**The task:**
Locate every line in the records below that holds the word "text" and return each one.
***** Data excerpts
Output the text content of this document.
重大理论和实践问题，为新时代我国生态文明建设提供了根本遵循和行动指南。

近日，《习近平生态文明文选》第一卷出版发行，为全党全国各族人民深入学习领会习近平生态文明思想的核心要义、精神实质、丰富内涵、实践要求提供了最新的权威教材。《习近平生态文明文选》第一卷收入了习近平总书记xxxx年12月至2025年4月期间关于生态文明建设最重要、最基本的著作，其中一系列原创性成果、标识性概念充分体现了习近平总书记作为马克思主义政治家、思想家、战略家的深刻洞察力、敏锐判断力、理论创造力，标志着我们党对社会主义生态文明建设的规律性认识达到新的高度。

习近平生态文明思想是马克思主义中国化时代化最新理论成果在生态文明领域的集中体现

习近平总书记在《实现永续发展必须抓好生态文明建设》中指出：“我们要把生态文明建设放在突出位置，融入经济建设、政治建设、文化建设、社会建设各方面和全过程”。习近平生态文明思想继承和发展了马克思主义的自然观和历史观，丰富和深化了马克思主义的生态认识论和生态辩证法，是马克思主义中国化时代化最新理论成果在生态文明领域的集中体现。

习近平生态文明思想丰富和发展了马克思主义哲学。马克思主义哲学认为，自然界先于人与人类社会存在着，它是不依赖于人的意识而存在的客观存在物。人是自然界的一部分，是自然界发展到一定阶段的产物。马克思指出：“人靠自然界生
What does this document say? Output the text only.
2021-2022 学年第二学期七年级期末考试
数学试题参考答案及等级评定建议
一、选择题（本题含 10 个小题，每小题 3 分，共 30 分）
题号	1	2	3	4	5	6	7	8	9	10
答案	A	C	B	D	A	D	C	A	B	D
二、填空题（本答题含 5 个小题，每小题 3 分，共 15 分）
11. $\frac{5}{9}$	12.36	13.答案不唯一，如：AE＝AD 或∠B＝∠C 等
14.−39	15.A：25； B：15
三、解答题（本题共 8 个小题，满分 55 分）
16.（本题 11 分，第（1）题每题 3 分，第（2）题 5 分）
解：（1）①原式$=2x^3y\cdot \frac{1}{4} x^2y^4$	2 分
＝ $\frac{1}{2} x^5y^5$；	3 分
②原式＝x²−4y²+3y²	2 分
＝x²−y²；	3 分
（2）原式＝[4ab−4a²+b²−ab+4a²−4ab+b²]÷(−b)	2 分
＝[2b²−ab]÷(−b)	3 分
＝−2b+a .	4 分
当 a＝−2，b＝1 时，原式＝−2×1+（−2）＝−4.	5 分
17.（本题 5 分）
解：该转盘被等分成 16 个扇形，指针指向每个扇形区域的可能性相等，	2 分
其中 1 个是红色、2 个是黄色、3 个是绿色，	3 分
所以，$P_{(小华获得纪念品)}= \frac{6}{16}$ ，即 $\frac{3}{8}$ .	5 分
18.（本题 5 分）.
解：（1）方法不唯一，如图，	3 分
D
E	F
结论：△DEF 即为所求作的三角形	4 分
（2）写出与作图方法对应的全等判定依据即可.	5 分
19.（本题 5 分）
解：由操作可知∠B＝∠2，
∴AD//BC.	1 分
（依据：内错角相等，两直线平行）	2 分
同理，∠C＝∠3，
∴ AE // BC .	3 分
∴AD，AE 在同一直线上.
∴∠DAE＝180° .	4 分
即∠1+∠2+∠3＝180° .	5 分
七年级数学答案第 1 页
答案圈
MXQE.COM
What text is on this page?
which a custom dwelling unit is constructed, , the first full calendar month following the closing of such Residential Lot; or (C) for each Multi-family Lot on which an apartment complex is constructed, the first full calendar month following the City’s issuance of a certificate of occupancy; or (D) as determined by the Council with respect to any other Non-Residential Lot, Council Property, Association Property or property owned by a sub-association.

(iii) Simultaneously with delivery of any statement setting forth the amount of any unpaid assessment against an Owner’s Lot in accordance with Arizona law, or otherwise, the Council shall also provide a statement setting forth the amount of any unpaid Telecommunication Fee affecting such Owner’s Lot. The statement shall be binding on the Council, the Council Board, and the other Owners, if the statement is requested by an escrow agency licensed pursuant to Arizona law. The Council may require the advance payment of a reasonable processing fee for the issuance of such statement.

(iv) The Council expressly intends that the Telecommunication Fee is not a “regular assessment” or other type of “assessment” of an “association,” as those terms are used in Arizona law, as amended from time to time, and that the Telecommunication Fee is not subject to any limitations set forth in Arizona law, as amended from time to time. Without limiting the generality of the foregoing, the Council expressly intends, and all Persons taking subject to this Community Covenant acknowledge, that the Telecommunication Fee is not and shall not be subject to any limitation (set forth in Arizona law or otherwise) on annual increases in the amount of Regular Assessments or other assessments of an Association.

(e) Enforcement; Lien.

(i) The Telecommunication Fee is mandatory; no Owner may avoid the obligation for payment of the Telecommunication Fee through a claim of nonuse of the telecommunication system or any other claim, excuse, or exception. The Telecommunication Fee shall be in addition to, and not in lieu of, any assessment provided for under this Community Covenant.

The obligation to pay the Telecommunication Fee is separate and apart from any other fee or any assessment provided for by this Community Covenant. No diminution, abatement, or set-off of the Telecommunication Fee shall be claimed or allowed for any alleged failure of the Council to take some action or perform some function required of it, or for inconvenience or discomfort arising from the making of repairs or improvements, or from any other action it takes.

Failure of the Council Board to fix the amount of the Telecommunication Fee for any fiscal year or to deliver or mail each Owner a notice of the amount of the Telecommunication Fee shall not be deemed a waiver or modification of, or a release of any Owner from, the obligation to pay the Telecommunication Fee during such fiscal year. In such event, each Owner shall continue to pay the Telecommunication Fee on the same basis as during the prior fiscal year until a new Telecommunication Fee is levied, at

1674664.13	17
**********
**Task answer:**
Output the text content of this document.
What does this document say? Output the text only.
What text is on this page?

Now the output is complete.